Examine each line of the data. Copy those that contain the string "title".

» INFORMATION SHOWN
** begin **
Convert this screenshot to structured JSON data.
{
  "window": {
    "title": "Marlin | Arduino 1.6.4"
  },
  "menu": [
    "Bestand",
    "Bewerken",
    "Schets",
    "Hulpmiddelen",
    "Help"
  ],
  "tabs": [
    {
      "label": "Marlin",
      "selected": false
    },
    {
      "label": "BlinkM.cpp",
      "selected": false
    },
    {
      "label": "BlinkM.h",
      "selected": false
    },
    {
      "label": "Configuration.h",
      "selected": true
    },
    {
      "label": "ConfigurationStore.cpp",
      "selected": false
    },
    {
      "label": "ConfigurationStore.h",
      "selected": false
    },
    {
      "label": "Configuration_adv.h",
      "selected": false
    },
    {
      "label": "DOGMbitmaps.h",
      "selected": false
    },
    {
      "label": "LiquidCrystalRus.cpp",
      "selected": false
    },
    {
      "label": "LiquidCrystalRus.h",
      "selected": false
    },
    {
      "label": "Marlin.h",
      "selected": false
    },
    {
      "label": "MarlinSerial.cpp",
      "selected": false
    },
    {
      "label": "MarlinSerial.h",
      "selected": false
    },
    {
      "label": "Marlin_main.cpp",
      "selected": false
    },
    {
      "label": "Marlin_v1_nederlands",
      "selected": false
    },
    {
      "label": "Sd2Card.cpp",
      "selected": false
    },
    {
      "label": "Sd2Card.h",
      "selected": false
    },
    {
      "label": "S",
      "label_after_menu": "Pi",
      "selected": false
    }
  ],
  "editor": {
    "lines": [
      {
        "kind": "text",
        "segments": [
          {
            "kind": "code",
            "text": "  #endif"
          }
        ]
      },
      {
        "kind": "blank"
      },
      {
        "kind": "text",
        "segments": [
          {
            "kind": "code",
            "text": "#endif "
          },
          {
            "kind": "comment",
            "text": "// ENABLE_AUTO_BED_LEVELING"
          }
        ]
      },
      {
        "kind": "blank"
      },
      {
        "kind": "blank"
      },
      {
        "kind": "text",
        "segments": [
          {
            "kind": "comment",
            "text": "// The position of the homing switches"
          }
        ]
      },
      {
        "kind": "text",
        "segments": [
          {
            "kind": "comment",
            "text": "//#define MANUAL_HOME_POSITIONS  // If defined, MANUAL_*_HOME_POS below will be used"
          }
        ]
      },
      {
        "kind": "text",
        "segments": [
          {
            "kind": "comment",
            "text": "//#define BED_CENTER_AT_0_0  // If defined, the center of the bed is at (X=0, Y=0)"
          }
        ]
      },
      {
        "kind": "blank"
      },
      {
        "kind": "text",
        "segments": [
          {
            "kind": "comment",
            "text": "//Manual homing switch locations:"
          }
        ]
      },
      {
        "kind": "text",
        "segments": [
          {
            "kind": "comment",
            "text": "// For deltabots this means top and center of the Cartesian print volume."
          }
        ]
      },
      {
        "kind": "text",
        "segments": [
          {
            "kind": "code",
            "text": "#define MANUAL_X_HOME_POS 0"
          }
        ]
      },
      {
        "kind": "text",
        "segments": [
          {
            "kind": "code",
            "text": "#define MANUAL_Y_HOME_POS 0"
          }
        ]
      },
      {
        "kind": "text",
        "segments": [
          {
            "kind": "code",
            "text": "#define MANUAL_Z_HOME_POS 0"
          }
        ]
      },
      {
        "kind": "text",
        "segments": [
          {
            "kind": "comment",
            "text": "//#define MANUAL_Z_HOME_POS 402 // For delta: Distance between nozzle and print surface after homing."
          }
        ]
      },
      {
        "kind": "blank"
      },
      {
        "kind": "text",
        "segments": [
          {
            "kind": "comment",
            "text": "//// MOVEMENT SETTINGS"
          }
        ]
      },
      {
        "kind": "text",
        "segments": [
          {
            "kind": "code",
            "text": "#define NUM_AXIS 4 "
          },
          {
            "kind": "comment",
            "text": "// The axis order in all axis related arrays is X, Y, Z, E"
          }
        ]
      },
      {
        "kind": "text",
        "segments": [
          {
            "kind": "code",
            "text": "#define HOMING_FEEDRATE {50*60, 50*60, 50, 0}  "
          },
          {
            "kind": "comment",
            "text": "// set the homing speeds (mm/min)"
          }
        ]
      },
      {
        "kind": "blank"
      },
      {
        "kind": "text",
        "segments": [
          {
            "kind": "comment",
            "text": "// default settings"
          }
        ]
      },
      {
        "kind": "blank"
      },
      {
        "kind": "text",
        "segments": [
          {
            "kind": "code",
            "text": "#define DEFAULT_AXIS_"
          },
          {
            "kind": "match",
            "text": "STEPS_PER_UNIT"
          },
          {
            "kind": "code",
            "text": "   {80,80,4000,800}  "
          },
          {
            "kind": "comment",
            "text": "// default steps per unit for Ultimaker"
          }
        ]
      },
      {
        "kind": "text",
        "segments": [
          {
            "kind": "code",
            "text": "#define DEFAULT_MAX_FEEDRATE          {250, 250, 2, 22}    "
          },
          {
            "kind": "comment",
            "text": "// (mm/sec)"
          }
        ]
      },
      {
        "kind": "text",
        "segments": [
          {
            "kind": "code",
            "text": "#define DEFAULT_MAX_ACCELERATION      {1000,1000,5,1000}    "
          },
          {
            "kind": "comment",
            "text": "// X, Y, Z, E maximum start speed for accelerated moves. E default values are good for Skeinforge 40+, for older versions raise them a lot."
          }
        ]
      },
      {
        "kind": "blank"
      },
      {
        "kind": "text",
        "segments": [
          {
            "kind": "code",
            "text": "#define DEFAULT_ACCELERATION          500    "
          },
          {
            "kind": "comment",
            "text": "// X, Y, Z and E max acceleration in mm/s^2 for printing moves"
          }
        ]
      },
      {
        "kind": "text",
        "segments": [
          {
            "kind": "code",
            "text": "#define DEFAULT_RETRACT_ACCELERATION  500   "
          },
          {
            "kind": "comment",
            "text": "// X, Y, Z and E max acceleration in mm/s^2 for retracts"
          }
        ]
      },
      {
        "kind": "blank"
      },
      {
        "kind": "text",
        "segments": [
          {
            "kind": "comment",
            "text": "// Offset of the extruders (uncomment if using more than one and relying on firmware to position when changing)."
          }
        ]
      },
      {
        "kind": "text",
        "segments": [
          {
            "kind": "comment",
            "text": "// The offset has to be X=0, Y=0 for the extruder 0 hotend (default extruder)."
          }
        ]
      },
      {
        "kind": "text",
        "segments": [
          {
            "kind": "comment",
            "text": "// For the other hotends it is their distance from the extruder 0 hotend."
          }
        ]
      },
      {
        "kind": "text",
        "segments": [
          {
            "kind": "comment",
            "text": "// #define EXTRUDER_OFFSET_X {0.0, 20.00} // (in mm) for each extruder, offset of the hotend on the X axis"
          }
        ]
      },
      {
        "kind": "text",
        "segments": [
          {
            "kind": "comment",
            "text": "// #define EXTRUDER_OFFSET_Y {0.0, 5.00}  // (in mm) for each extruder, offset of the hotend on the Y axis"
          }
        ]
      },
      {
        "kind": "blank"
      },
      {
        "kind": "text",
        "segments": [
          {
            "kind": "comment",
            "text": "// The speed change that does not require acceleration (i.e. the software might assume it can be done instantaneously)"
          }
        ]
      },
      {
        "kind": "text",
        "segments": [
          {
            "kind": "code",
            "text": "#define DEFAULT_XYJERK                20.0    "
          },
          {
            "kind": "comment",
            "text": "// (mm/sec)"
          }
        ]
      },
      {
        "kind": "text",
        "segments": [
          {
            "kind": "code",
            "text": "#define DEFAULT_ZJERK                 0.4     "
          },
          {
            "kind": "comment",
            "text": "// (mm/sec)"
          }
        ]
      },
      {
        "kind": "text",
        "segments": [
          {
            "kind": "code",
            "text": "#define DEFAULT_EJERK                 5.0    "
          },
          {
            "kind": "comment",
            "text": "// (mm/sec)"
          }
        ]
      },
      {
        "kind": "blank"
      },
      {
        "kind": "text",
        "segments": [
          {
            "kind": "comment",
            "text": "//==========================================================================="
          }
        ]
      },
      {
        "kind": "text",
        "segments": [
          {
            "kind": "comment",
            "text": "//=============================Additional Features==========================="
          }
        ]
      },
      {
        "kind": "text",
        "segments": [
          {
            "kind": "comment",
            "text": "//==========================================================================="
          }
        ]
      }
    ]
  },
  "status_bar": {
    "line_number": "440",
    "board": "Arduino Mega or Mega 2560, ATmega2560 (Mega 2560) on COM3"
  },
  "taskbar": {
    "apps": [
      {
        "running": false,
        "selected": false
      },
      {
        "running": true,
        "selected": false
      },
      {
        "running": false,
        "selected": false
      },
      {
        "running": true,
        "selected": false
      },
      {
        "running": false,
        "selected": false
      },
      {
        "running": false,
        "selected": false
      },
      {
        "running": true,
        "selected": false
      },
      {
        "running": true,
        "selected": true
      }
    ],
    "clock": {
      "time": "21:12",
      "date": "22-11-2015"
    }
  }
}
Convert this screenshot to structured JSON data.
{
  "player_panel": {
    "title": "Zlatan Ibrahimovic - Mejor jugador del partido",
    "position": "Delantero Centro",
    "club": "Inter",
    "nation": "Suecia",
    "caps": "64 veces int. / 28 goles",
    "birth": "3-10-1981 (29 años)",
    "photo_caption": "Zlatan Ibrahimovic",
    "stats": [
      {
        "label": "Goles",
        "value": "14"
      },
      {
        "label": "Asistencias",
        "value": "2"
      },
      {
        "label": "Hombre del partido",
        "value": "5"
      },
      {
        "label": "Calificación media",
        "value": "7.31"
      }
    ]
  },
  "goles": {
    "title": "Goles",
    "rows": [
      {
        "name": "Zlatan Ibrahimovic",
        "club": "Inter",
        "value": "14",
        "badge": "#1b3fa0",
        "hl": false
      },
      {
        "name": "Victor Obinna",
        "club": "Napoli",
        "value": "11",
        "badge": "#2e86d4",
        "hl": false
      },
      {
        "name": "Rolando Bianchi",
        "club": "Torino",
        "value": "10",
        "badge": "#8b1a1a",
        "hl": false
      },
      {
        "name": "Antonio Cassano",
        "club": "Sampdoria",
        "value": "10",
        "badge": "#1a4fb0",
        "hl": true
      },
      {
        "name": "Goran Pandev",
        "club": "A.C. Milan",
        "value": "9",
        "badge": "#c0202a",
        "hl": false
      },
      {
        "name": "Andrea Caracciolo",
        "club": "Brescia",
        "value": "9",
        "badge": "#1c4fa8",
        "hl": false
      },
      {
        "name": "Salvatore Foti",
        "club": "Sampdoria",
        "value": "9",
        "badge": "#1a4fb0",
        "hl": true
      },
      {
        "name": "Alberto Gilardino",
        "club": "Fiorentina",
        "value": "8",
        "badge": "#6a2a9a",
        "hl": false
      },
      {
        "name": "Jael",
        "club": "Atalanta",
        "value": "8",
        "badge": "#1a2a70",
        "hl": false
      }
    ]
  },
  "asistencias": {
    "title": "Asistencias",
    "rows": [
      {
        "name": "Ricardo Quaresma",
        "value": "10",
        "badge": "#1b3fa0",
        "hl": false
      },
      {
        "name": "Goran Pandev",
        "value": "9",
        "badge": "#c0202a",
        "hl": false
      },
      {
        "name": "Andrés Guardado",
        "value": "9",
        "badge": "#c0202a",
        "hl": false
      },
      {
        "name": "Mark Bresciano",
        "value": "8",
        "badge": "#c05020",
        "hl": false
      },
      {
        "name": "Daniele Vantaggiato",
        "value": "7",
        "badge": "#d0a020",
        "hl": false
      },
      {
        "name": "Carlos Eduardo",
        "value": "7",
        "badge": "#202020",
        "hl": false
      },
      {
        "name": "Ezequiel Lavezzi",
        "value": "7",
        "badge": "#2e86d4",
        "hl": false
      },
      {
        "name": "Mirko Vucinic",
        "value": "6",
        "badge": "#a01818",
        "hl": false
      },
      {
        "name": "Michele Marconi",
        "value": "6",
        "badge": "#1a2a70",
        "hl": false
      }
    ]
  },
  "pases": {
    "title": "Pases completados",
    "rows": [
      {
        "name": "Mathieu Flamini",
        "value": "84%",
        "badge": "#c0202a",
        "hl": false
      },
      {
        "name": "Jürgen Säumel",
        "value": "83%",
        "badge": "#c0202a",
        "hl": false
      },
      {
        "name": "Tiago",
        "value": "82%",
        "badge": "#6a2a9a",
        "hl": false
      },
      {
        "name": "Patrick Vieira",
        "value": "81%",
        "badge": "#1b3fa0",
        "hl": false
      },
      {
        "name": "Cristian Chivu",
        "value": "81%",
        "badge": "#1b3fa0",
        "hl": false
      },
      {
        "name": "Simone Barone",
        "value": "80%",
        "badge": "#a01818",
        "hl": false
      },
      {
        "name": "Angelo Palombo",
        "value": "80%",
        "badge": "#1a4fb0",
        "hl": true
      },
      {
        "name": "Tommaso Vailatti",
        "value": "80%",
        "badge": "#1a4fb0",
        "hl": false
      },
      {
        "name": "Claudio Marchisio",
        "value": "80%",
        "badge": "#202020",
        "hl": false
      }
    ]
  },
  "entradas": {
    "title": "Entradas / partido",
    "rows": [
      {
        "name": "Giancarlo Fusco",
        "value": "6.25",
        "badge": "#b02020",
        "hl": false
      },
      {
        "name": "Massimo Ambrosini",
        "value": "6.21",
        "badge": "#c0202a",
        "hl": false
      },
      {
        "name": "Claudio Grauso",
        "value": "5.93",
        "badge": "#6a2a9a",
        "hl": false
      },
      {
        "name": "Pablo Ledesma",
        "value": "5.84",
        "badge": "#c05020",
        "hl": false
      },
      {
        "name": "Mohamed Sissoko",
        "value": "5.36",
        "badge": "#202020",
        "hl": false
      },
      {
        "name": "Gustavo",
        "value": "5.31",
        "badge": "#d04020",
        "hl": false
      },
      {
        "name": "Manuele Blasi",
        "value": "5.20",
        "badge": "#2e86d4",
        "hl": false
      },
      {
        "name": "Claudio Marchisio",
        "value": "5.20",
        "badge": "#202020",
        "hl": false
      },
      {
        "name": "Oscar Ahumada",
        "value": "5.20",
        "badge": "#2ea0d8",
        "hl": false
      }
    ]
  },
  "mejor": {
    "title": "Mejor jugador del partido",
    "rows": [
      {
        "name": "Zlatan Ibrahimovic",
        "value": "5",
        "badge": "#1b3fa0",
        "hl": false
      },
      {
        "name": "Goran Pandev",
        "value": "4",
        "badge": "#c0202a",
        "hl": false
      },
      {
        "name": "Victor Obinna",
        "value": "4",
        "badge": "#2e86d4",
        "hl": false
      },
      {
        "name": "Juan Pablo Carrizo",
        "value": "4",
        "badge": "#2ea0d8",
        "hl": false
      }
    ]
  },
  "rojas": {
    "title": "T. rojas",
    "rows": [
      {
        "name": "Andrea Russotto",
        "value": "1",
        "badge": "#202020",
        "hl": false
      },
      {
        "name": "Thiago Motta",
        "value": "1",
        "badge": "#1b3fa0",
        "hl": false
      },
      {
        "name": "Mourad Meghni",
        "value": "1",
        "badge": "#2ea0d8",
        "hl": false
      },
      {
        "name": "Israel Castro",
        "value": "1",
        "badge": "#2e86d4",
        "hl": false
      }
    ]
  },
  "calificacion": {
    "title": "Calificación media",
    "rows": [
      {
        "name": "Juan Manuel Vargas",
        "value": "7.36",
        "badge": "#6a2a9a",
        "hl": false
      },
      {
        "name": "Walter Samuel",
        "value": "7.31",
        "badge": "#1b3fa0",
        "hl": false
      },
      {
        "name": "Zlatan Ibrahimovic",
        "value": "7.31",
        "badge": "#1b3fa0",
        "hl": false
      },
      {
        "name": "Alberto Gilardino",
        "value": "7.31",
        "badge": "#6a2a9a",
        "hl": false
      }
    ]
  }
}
** end **
» EXERCISE ANSWER
    "title": "Marlin | Arduino 1.6.4"
    "title": "Zlatan Ibrahimovic - Mejor jugador del partido",
    "title": "Goles",
    "title": "Asistencias",
    "title": "Pases completados",
    "title": "Entradas / partido",
    "title": "Mejor jugador del partido",
    "title": "T. rojas",
    "title": "Calificación media",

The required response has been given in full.